WHAT THE EXERCISE ASKS: Repeat the data word for word. Do not include the pictures.

GIVEN ENTRIES:
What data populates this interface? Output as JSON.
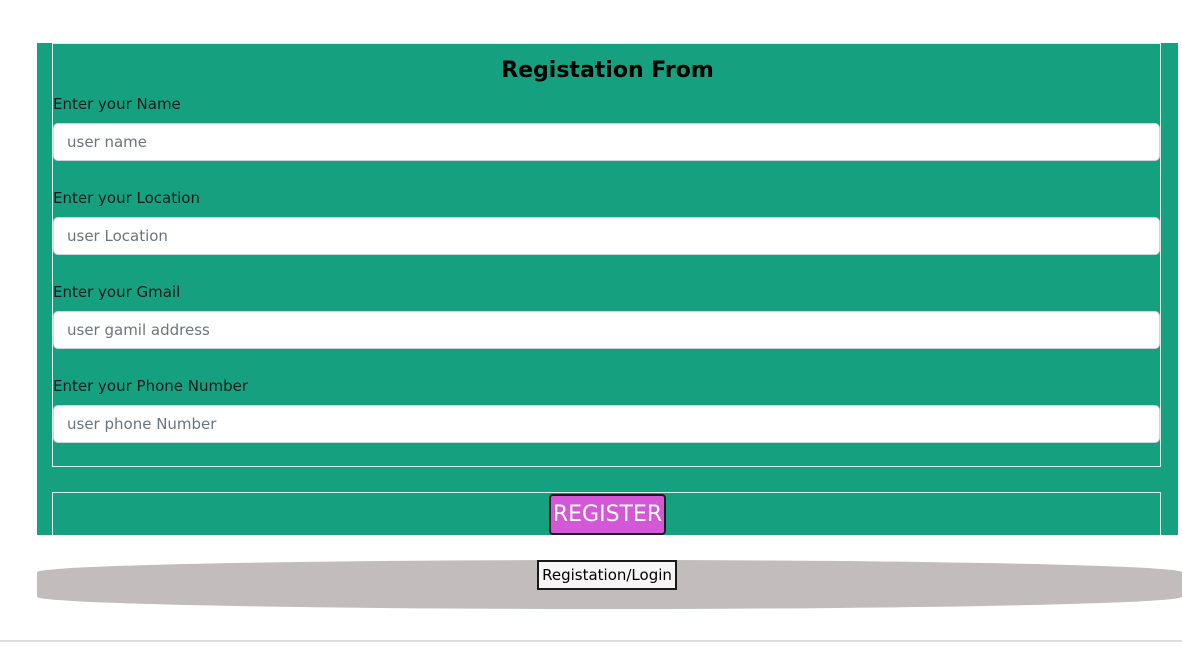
{
  "form": {
    "title": "Registation From",
    "fields": [
      {
        "label": "Enter your Name",
        "placeholder": "user name",
        "value": ""
      },
      {
        "label": "Enter your Location",
        "placeholder": "user Location",
        "value": ""
      },
      {
        "label": "Enter your Gmail",
        "placeholder": "user gamil address",
        "value": ""
      },
      {
        "label": "Enter your Phone Number",
        "placeholder": "user phone Number",
        "value": ""
      }
    ],
    "submit_label": "REGISTER"
  },
  "footer": {
    "switch_label": "Registation/Login"
  },
  "colors": {
    "panel": "#15a080",
    "register_button": "#d357d6",
    "footer_bar": "#c2bcbc"
  }
}
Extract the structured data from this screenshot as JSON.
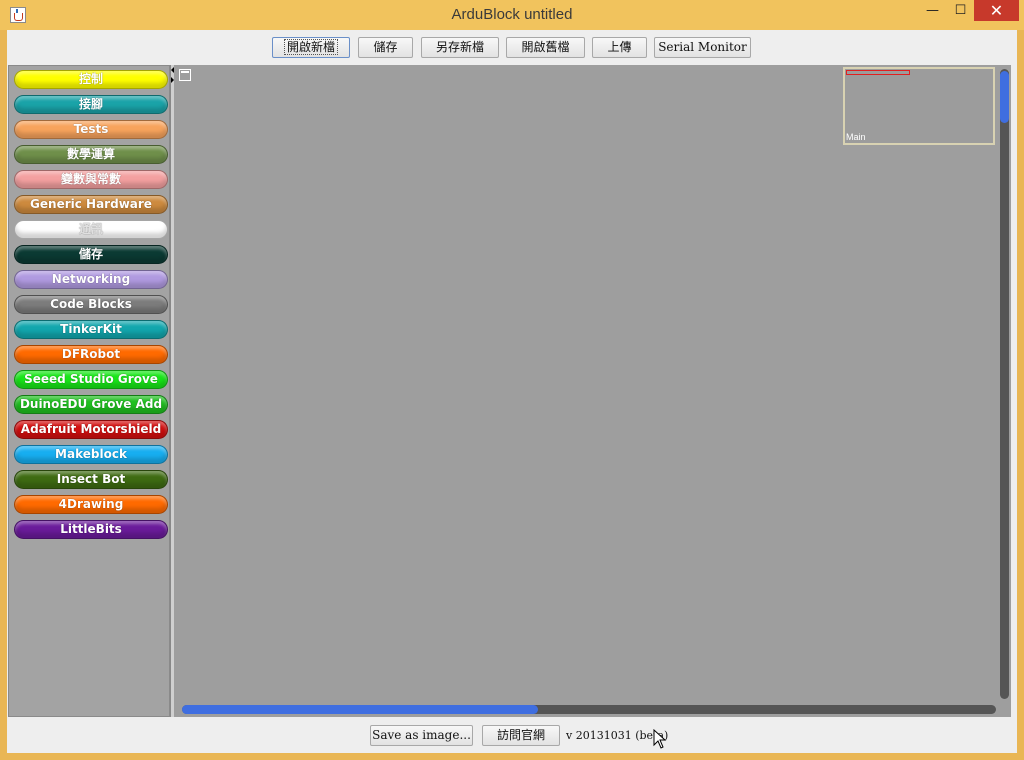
{
  "window": {
    "title": "ArduBlock untitled",
    "controls": {
      "minimize": "—",
      "maximize": "☐",
      "close": "✕"
    }
  },
  "toolbar": {
    "buttons": [
      {
        "label": "開啟新檔",
        "focused": true
      },
      {
        "label": "儲存"
      },
      {
        "label": "另存新檔"
      },
      {
        "label": "開啟舊檔"
      },
      {
        "label": "上傳"
      },
      {
        "label": "Serial Monitor"
      }
    ]
  },
  "palette": {
    "categories": [
      {
        "label": "控制",
        "color": "#ffff00",
        "text_color": "#ffffff"
      },
      {
        "label": "接腳",
        "color": "#1aa3a8",
        "text_color": "#ffffff"
      },
      {
        "label": "Tests",
        "color": "#f7a35c",
        "text_color": "#ffffff"
      },
      {
        "label": "數學運算",
        "color": "#6f8f4a",
        "text_color": "#ffffff"
      },
      {
        "label": "變數與常數",
        "color": "#f3a0a0",
        "text_color": "#ffffff"
      },
      {
        "label": "Generic Hardware",
        "color": "#cd8a3e",
        "text_color": "#ffffff"
      },
      {
        "label": "通訊",
        "color": "#ffffff",
        "text_color": "#e0e0e0"
      },
      {
        "label": "儲存",
        "color": "#0b3a33",
        "text_color": "#ffffff"
      },
      {
        "label": "Networking",
        "color": "#b09ae0",
        "text_color": "#ffffff"
      },
      {
        "label": "Code Blocks",
        "color": "#7c7c7c",
        "text_color": "#ffffff"
      },
      {
        "label": "TinkerKit",
        "color": "#12a6ad",
        "text_color": "#ffffff"
      },
      {
        "label": "DFRobot",
        "color": "#ff6a00",
        "text_color": "#ffffff"
      },
      {
        "label": "Seeed Studio Grove",
        "color": "#18e618",
        "text_color": "#ffffff"
      },
      {
        "label": "DuinoEDU Grove Add",
        "color": "#1fbf1f",
        "text_color": "#ffffff"
      },
      {
        "label": "Adafruit Motorshield",
        "color": "#d30f0f",
        "text_color": "#ffffff"
      },
      {
        "label": "Makeblock",
        "color": "#17aef0",
        "text_color": "#ffffff"
      },
      {
        "label": "Insect Bot",
        "color": "#3e6b12",
        "text_color": "#ffffff"
      },
      {
        "label": "4Drawing",
        "color": "#ff6a00",
        "text_color": "#ffffff"
      },
      {
        "label": "LittleBits",
        "color": "#6a1b9a",
        "text_color": "#ffffff"
      }
    ]
  },
  "canvas": {
    "minimap_label": "Main"
  },
  "bottombar": {
    "save_image_label": "Save as image...",
    "visit_site_label": "訪問官網",
    "version": "v 20131031 (beta)"
  }
}
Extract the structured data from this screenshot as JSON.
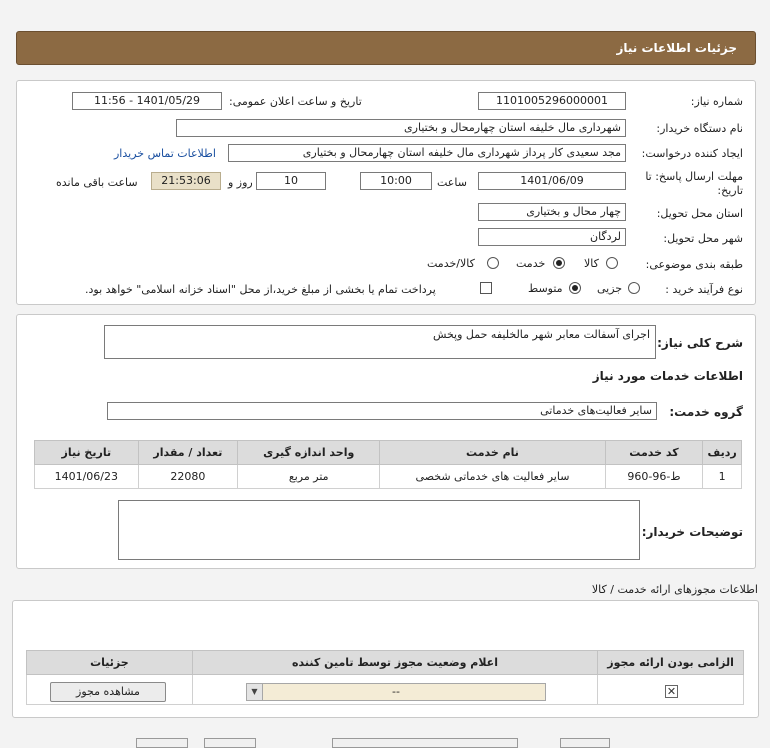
{
  "page_title": "جزئیات اطلاعات نیاز",
  "need_number": {
    "label": "شماره نیاز:",
    "value": "1101005296000001"
  },
  "announce_datetime": {
    "label": "تاریخ و ساعت اعلان عمومی:",
    "value": "1401/05/29 - 11:56"
  },
  "buyer_org": {
    "label": "نام دستگاه خریدار:",
    "value": "شهرداری مال خلیفه استان چهارمحال و بختیاری"
  },
  "requester": {
    "label": "ایجاد کننده درخواست:",
    "value": "مجد سعیدی کار پرداز شهرداری مال خلیفه استان چهارمحال و بختیاری",
    "contact_link": "اطلاعات تماس خریدار"
  },
  "deadline": {
    "label_line1": "مهلت ارسال پاسخ: تا",
    "label_line2": "تاریخ:",
    "date": "1401/06/09",
    "time_label": "ساعت",
    "time": "10:00",
    "days": "10",
    "days_label": "روز و",
    "remaining": "21:53:06",
    "remaining_label": "ساعت باقی مانده"
  },
  "delivery_province": {
    "label": "استان محل تحویل:",
    "value": "چهار محال و بختیاری"
  },
  "delivery_city": {
    "label": "شهر محل تحویل:",
    "value": "لردگان"
  },
  "category": {
    "label": "طبقه بندی موضوعی:",
    "options": [
      "کالا",
      "خدمت",
      "کالا/خدمت"
    ],
    "selected": "خدمت"
  },
  "purchase_process": {
    "label": "نوع فرآیند خرید :",
    "options": [
      "جزیی",
      "متوسط"
    ],
    "selected": "متوسط",
    "treasury_note": "پرداخت تمام یا بخشی از مبلغ خرید،از محل \"اسناد خزانه اسلامی\" خواهد بود."
  },
  "description": {
    "label": "شرح کلی نیاز:",
    "value": "اجرای آسفالت معابر شهر مالخلیفه حمل وپخش"
  },
  "services_heading": "اطلاعات خدمات مورد نیاز",
  "service_group": {
    "label": "گروه خدمت:",
    "value": "سایر فعالیت‌های خدماتی"
  },
  "items_table": {
    "headers": [
      "ردیف",
      "کد خدمت",
      "نام خدمت",
      "واحد اندازه گیری",
      "تعداد / مقدار",
      "تاریخ نیاز"
    ],
    "rows": [
      [
        "1",
        "ط-96-960",
        "سایر فعالیت های خدماتی شخصی",
        "متر مربع",
        "22080",
        "1401/06/23"
      ]
    ]
  },
  "buyer_notes": {
    "label": "توضیحات خریدار:"
  },
  "permits_heading": "اطلاعات مجوزهای ارائه خدمت / کالا",
  "permits_table": {
    "headers": [
      "الزامی بودن ارائه مجوز",
      "اعلام وضعیت مجوز توسط تامین کننده",
      "جزئیات"
    ],
    "status_value": "--",
    "view_button": "مشاهده مجوز"
  }
}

ANSWER TO THIS PROBLEM:
What data populates this interface? Output as JSON.
{
  "form": {
    "title": "Registation From",
    "fields": [
      {
        "label": "Enter your Name",
        "placeholder": "user name",
        "value": ""
      },
      {
        "label": "Enter your Location",
        "placeholder": "user Location",
        "value": ""
      },
      {
        "label": "Enter your Gmail",
        "placeholder": "user gamil address",
        "value": ""
      },
      {
        "label": "Enter your Phone Number",
        "placeholder": "user phone Number",
        "value": ""
      }
    ],
    "submit_label": "REGISTER"
  },
  "footer": {
    "switch_label": "Registation/Login"
  },
  "colors": {
    "panel": "#15a080",
    "register_button": "#d357d6",
    "footer_bar": "#c2bcbc"
  }
}
Extract the structured data from this screenshot as JSON.
{
  "window": {
    "title": "ArduBlock untitled",
    "controls": {
      "minimize": "—",
      "maximize": "☐",
      "close": "✕"
    }
  },
  "toolbar": {
    "buttons": [
      {
        "label": "開啟新檔",
        "focused": true
      },
      {
        "label": "儲存"
      },
      {
        "label": "另存新檔"
      },
      {
        "label": "開啟舊檔"
      },
      {
        "label": "上傳"
      },
      {
        "label": "Serial Monitor"
      }
    ]
  },
  "palette": {
    "categories": [
      {
        "label": "控制",
        "color": "#ffff00",
        "text_color": "#ffffff"
      },
      {
        "label": "接腳",
        "color": "#1aa3a8",
        "text_color": "#ffffff"
      },
      {
        "label": "Tests",
        "color": "#f7a35c",
        "text_color": "#ffffff"
      },
      {
        "label": "數學運算",
        "color": "#6f8f4a",
        "text_color": "#ffffff"
      },
      {
        "label": "變數與常數",
        "color": "#f3a0a0",
        "text_color": "#ffffff"
      },
      {
        "label": "Generic Hardware",
        "color": "#cd8a3e",
        "text_color": "#ffffff"
      },
      {
        "label": "通訊",
        "color": "#ffffff",
        "text_color": "#e0e0e0"
      },
      {
        "label": "儲存",
        "color": "#0b3a33",
        "text_color": "#ffffff"
      },
      {
        "label": "Networking",
        "color": "#b09ae0",
        "text_color": "#ffffff"
      },
      {
        "label": "Code Blocks",
        "color": "#7c7c7c",
        "text_color": "#ffffff"
      },
      {
        "label": "TinkerKit",
        "color": "#12a6ad",
        "text_color": "#ffffff"
      },
      {
        "label": "DFRobot",
        "color": "#ff6a00",
        "text_color": "#ffffff"
      },
      {
        "label": "Seeed Studio Grove",
        "color": "#18e618",
        "text_color": "#ffffff"
      },
      {
        "label": "DuinoEDU Grove Add",
        "color": "#1fbf1f",
        "text_color": "#ffffff"
      },
      {
        "label": "Adafruit Motorshield",
        "color": "#d30f0f",
        "text_color": "#ffffff"
      },
      {
        "label": "Makeblock",
        "color": "#17aef0",
        "text_color": "#ffffff"
      },
      {
        "label": "Insect Bot",
        "color": "#3e6b12",
        "text_color": "#ffffff"
      },
      {
        "label": "4Drawing",
        "color": "#ff6a00",
        "text_color": "#ffffff"
      },
      {
        "label": "LittleBits",
        "color": "#6a1b9a",
        "text_color": "#ffffff"
      }
    ]
  },
  "canvas": {
    "minimap_label": "Main"
  },
  "bottombar": {
    "save_image_label": "Save as image...",
    "visit_site_label": "訪問官網",
    "version": "v 20131031 (beta)"
  }
}
Extract the structured data from this screenshot as JSON.
{
  "page_title": "جزئیات اطلاعات نیاز",
  "need_number": {
    "label": "شماره نیاز:",
    "value": "1101005296000001"
  },
  "announce_datetime": {
    "label": "تاریخ و ساعت اعلان عمومی:",
    "value": "1401/05/29 - 11:56"
  },
  "buyer_org": {
    "label": "نام دستگاه خریدار:",
    "value": "شهرداری مال خلیفه استان چهارمحال و بختیاری"
  },
  "requester": {
    "label": "ایجاد کننده درخواست:",
    "value": "مجد سعیدی کار پرداز شهرداری مال خلیفه استان چهارمحال و بختیاری",
    "contact_link": "اطلاعات تماس خریدار"
  },
  "deadline": {
    "label_line1": "مهلت ارسال پاسخ: تا",
    "label_line2": "تاریخ:",
    "date": "1401/06/09",
    "time_label": "ساعت",
    "time": "10:00",
    "days": "10",
    "days_label": "روز و",
    "remaining": "21:53:06",
    "remaining_label": "ساعت باقی مانده"
  },
  "delivery_province": {
    "label": "استان محل تحویل:",
    "value": "چهار محال و بختیاری"
  },
  "delivery_city": {
    "label": "شهر محل تحویل:",
    "value": "لردگان"
  },
  "category": {
    "label": "طبقه بندی موضوعی:",
    "options": [
      "کالا",
      "خدمت",
      "کالا/خدمت"
    ],
    "selected": "خدمت"
  },
  "purchase_process": {
    "label": "نوع فرآیند خرید :",
    "options": [
      "جزیی",
      "متوسط"
    ],
    "selected": "متوسط",
    "treasury_note": "پرداخت تمام یا بخشی از مبلغ خرید،از محل \"اسناد خزانه اسلامی\" خواهد بود."
  },
  "description": {
    "label": "شرح کلی نیاز:",
    "value": "اجرای آسفالت معابر شهر مالخلیفه حمل وپخش"
  },
  "services_heading": "اطلاعات خدمات مورد نیاز",
  "service_group": {
    "label": "گروه خدمت:",
    "value": "سایر فعالیت‌های خدماتی"
  },
  "items_table": {
    "headers": [
      "ردیف",
      "کد خدمت",
      "نام خدمت",
      "واحد اندازه گیری",
      "تعداد / مقدار",
      "تاریخ نیاز"
    ],
    "rows": [
      [
        "1",
        "ط-96-960",
        "سایر فعالیت های خدماتی شخصی",
        "متر مربع",
        "22080",
        "1401/06/23"
      ]
    ]
  },
  "buyer_notes": {
    "label": "توضیحات خریدار:"
  },
  "permits_heading": "اطلاعات مجوزهای ارائه خدمت / کالا",
  "permits_table": {
    "headers": [
      "الزامی بودن ارائه مجوز",
      "اعلام وضعیت مجوز توسط تامین کننده",
      "جزئیات"
    ],
    "status_value": "--",
    "view_button": "مشاهده مجوز"
  }
}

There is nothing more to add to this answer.